Page element annotations
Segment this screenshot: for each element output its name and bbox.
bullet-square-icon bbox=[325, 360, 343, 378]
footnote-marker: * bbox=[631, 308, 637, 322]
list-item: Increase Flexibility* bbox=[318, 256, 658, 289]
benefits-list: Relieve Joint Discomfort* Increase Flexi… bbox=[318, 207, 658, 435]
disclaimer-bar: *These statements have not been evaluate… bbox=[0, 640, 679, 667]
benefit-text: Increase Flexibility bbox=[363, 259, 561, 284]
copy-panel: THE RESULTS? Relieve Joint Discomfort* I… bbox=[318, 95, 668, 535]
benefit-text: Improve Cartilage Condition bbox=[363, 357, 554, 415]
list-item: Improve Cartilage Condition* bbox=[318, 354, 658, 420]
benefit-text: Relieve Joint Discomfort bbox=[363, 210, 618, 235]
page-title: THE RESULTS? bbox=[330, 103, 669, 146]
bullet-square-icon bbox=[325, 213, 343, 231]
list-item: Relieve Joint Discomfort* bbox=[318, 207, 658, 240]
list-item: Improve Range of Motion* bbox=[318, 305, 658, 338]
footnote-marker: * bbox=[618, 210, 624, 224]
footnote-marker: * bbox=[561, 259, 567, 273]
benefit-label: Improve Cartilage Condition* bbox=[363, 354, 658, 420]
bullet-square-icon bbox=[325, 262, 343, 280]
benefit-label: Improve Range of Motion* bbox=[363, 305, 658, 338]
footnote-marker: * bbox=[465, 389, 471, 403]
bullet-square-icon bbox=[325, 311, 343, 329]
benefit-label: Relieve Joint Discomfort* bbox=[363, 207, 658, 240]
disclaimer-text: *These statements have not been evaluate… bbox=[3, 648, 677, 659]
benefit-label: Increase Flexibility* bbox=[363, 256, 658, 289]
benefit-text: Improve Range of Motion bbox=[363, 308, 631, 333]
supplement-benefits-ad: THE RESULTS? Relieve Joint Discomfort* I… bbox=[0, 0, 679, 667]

## [EXERCISE DIRECTIONS]
Copy out the items above word for word, beginning with the very first line and ending with the line that contains "footnote-marker: * bbox=[618, 210, 624, 224]".

## [WORKED ANSWER]
Segment this screenshot: for each element output its name and bbox.
bullet-square-icon bbox=[325, 360, 343, 378]
footnote-marker: * bbox=[631, 308, 637, 322]
list-item: Increase Flexibility* bbox=[318, 256, 658, 289]
benefits-list: Relieve Joint Discomfort* Increase Flexi… bbox=[318, 207, 658, 435]
disclaimer-bar: *These statements have not been evaluate… bbox=[0, 640, 679, 667]
benefit-text: Increase Flexibility bbox=[363, 259, 561, 284]
copy-panel: THE RESULTS? Relieve Joint Discomfort* I… bbox=[318, 95, 668, 535]
benefit-text: Improve Cartilage Condition bbox=[363, 357, 554, 415]
list-item: Improve Cartilage Condition* bbox=[318, 354, 658, 420]
benefit-text: Relieve Joint Discomfort bbox=[363, 210, 618, 235]
page-title: THE RESULTS? bbox=[330, 103, 669, 146]
bullet-square-icon bbox=[325, 213, 343, 231]
list-item: Relieve Joint Discomfort* bbox=[318, 207, 658, 240]
list-item: Improve Range of Motion* bbox=[318, 305, 658, 338]
footnote-marker: * bbox=[618, 210, 624, 224]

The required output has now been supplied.